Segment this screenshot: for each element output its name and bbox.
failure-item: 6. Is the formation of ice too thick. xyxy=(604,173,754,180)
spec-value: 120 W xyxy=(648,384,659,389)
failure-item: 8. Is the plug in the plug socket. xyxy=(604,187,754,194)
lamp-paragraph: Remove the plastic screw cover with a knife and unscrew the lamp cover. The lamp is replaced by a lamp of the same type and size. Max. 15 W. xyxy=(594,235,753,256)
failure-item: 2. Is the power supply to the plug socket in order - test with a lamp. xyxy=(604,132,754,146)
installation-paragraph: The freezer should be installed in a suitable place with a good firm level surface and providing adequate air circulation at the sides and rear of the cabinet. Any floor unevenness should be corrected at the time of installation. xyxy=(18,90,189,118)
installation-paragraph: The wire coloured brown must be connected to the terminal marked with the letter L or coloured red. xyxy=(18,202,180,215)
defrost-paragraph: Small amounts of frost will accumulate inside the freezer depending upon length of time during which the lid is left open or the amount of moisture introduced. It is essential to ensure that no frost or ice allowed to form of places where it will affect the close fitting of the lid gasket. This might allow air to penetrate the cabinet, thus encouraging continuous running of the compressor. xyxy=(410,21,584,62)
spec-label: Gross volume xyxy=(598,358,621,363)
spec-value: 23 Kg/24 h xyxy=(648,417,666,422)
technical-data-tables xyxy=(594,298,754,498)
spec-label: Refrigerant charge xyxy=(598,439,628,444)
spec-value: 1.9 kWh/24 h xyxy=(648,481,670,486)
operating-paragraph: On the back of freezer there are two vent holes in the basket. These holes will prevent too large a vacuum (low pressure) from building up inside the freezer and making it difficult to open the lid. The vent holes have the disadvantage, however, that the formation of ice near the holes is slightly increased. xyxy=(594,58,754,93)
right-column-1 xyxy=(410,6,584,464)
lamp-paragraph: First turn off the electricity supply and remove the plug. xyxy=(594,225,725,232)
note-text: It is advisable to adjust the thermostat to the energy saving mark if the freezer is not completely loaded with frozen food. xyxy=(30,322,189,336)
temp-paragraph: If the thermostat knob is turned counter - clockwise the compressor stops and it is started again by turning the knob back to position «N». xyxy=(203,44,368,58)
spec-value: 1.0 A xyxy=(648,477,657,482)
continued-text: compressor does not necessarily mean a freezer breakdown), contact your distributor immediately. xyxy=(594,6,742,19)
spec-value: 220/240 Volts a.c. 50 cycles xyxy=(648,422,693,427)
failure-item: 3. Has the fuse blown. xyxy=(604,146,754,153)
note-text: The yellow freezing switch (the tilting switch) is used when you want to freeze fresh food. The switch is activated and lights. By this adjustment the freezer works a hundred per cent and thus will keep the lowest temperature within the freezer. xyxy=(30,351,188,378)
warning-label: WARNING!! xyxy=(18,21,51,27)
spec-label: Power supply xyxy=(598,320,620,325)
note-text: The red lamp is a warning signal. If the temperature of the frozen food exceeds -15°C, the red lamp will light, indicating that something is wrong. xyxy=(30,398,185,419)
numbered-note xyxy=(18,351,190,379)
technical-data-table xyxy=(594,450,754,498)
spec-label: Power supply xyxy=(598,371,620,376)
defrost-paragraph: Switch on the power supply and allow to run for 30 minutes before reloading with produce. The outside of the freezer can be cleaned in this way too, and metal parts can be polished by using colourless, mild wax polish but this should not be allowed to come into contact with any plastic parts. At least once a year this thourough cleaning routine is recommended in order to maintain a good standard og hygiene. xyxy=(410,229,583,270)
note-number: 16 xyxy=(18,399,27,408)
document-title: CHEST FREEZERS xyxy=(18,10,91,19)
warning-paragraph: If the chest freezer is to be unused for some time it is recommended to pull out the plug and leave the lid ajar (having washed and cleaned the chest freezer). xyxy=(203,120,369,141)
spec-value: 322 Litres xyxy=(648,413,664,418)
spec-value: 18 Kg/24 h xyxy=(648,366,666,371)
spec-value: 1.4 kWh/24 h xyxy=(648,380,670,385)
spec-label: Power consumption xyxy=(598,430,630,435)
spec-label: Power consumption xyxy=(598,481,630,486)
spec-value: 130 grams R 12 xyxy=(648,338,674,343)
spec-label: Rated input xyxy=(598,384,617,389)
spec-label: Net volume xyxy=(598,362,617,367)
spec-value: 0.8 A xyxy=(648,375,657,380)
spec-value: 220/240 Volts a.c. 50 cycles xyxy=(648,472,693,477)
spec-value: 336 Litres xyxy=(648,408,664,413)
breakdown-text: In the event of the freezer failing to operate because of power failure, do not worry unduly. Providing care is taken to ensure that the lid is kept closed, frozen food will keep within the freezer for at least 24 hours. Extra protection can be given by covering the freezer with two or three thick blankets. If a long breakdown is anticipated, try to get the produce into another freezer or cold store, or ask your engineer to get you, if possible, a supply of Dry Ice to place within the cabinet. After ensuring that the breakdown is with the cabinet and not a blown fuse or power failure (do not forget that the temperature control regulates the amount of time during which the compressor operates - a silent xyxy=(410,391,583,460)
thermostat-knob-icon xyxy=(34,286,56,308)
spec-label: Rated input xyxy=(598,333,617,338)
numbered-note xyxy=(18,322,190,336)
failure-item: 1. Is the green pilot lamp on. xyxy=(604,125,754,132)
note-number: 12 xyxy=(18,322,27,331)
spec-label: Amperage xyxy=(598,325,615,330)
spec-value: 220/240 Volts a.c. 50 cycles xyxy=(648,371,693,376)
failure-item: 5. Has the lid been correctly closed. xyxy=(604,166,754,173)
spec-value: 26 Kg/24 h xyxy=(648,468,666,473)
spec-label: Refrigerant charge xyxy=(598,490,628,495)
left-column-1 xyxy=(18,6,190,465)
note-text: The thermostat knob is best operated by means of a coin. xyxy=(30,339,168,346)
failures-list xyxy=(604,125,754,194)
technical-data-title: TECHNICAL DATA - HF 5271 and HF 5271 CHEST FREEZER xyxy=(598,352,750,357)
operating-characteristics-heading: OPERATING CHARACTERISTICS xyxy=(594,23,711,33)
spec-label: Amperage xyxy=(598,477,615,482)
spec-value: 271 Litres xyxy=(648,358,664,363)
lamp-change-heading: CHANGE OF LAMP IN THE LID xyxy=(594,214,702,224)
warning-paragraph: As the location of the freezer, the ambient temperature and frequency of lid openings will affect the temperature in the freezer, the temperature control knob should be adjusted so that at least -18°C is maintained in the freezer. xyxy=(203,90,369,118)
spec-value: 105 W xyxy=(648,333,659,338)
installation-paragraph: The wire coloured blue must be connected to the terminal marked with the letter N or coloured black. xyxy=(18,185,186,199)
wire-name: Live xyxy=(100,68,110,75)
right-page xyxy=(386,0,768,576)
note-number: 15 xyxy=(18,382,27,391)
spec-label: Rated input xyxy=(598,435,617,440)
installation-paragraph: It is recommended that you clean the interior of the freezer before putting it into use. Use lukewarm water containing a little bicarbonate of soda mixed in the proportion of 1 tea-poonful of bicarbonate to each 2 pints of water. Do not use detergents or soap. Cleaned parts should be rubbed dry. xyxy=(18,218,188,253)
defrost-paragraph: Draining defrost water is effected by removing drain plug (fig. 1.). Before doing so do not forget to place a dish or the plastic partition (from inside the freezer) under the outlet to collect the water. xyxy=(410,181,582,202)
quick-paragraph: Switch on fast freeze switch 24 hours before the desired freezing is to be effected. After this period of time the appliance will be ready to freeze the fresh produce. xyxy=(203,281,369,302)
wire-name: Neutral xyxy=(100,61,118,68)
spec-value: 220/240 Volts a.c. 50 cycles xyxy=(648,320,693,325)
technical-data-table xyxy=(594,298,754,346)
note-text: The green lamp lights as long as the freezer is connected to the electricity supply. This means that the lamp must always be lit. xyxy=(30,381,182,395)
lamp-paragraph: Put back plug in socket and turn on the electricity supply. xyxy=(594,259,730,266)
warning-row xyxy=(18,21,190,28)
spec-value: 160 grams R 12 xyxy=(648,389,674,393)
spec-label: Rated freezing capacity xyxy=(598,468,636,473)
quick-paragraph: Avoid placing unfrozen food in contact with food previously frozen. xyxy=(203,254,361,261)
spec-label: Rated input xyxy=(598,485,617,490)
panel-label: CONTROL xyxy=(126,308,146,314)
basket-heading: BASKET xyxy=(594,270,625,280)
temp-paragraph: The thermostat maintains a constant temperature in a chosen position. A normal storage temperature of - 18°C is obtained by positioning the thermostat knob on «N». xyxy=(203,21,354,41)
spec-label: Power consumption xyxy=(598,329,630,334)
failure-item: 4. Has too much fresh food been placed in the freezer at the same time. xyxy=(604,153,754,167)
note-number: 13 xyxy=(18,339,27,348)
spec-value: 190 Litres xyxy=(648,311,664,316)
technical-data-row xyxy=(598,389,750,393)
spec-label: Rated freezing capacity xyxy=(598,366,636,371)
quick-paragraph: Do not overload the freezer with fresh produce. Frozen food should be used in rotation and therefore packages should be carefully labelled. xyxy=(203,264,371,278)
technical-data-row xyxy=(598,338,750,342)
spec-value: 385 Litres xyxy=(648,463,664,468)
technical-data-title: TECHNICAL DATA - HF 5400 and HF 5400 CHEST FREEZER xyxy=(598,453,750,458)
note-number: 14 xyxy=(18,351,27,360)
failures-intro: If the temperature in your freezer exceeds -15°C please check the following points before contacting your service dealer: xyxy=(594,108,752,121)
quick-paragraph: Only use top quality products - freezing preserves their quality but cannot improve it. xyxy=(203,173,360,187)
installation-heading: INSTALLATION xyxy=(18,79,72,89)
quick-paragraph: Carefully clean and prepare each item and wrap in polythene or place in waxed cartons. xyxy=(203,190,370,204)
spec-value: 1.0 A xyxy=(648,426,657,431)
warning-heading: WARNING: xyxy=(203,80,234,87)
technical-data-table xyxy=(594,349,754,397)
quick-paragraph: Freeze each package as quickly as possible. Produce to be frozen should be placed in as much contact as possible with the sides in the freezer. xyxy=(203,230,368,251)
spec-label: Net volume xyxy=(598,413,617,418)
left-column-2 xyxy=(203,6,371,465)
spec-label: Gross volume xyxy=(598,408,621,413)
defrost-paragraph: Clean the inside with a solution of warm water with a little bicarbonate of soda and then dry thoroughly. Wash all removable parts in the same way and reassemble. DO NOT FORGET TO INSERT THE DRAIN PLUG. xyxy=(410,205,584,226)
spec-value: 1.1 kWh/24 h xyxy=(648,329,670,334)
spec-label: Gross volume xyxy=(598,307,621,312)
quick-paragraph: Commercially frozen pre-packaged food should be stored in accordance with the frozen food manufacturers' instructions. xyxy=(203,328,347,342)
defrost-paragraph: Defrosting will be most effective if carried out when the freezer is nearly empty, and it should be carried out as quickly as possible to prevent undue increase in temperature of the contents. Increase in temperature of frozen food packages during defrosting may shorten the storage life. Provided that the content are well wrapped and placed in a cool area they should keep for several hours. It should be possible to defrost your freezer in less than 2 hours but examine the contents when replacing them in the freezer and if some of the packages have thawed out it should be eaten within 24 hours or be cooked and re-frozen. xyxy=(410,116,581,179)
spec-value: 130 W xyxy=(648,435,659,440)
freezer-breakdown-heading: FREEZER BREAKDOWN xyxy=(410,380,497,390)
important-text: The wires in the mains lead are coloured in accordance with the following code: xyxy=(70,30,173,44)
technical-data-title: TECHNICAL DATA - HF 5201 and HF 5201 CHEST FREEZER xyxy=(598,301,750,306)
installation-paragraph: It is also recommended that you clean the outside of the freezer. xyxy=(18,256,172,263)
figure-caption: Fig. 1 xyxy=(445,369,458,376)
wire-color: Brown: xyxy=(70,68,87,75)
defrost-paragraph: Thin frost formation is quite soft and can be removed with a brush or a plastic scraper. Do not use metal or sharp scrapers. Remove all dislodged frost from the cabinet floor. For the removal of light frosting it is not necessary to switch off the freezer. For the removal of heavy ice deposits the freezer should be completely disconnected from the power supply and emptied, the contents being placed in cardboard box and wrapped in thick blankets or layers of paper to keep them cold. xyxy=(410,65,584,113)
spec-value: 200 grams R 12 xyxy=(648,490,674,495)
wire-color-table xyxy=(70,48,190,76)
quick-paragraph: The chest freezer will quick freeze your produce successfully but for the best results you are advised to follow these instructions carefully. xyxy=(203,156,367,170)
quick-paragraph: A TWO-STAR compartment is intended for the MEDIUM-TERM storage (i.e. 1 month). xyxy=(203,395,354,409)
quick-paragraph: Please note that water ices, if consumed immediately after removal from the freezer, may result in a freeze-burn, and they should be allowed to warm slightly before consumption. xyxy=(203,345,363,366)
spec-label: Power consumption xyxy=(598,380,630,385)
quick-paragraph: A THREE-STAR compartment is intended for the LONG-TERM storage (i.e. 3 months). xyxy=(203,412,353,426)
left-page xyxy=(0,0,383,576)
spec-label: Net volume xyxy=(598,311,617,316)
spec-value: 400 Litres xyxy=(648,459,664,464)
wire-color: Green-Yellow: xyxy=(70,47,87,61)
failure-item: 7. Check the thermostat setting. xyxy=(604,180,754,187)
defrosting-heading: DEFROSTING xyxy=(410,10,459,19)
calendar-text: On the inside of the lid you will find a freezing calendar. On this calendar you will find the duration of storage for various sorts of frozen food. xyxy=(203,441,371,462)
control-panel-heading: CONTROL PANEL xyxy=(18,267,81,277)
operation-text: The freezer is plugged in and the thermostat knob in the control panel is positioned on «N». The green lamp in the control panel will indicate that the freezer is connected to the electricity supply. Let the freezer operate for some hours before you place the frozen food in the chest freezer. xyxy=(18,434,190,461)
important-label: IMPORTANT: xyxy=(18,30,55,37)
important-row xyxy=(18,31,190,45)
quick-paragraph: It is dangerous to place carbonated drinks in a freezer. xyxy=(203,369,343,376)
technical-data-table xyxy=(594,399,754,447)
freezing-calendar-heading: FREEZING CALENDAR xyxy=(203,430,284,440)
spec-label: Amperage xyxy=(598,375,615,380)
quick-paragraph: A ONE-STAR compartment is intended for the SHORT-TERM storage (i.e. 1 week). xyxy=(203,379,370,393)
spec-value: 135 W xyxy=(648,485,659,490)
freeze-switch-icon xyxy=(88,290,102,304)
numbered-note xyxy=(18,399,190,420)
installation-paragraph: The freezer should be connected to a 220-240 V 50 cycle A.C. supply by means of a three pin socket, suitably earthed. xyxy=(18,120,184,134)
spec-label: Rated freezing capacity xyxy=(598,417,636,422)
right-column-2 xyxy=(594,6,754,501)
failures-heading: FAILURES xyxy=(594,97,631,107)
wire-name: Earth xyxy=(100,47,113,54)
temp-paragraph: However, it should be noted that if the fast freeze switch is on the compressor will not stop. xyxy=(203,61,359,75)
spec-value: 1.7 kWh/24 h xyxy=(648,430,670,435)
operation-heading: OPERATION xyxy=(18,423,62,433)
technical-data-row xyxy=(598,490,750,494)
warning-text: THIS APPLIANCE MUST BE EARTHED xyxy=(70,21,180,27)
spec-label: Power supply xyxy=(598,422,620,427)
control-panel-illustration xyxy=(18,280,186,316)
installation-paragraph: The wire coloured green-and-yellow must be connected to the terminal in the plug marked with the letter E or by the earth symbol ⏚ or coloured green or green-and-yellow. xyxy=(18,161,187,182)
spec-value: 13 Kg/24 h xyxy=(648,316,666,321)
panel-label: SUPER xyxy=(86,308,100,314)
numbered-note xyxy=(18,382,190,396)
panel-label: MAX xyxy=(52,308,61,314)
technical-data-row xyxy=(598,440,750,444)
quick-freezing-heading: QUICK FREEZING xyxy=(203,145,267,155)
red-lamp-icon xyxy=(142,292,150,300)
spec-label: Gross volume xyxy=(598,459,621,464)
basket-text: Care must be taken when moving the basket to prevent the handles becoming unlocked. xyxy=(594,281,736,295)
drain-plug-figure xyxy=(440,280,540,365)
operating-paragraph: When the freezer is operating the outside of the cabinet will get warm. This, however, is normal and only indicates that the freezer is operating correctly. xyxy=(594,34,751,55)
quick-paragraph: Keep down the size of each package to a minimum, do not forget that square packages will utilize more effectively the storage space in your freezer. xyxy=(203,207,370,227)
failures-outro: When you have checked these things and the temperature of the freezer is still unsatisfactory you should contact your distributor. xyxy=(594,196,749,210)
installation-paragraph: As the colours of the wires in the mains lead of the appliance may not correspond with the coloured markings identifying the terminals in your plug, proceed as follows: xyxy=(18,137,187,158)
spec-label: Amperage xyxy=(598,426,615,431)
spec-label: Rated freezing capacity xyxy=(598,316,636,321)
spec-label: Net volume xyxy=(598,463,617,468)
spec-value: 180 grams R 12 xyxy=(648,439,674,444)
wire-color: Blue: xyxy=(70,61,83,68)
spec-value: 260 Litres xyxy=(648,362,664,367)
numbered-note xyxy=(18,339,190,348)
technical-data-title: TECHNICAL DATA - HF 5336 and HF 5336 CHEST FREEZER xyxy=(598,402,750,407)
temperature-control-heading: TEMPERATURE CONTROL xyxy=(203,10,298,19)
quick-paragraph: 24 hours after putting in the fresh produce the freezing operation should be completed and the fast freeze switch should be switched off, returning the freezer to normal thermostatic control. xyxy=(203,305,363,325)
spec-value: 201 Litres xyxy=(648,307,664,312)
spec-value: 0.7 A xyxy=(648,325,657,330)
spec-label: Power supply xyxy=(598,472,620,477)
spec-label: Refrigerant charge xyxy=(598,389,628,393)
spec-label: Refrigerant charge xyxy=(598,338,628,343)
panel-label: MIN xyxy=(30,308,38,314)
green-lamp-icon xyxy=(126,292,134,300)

######

[Goal] Copy the data word for word, from its first line through the line containing "lamp-paragraph: First turn", inclusive.

[Task solution]
Segment this screenshot: for each element output its name and bbox.
failure-item: 6. Is the formation of ice too thick. xyxy=(604,173,754,180)
spec-value: 120 W xyxy=(648,384,659,389)
failure-item: 8. Is the plug in the plug socket. xyxy=(604,187,754,194)
lamp-paragraph: Remove the plastic screw cover with a knife and unscrew the lamp cover. The lamp is replaced by a lamp of the same type and size. Max. 15 W. xyxy=(594,235,753,256)
failure-item: 2. Is the power supply to the plug socket in order - test with a lamp. xyxy=(604,132,754,146)
installation-paragraph: The freezer should be installed in a suitable place with a good firm level surface and providing adequate air circulation at the sides and rear of the cabinet. Any floor unevenness should be corrected at the time of installation. xyxy=(18,90,189,118)
installation-paragraph: The wire coloured brown must be connected to the terminal marked with the letter L or coloured red. xyxy=(18,202,180,215)
defrost-paragraph: Small amounts of frost will accumulate inside the freezer depending upon length of time during which the lid is left open or the amount of moisture introduced. It is essential to ensure that no frost or ice allowed to form of places where it will affect the close fitting of the lid gasket. This might allow air to penetrate the cabinet, thus encouraging continuous running of the compressor. xyxy=(410,21,584,62)
spec-label: Gross volume xyxy=(598,358,621,363)
spec-value: 23 Kg/24 h xyxy=(648,417,666,422)
technical-data-tables xyxy=(594,298,754,498)
spec-label: Refrigerant charge xyxy=(598,439,628,444)
spec-value: 1.9 kWh/24 h xyxy=(648,481,670,486)
operating-paragraph: On the back of freezer there are two vent holes in the basket. These holes will prevent too large a vacuum (low pressure) from building up inside the freezer and making it difficult to open the lid. The vent holes have the disadvantage, however, that the formation of ice near the holes is slightly increased. xyxy=(594,58,754,93)
right-column-1 xyxy=(410,6,584,464)
lamp-paragraph: First turn off the electricity supply and remove the plug. xyxy=(594,225,725,232)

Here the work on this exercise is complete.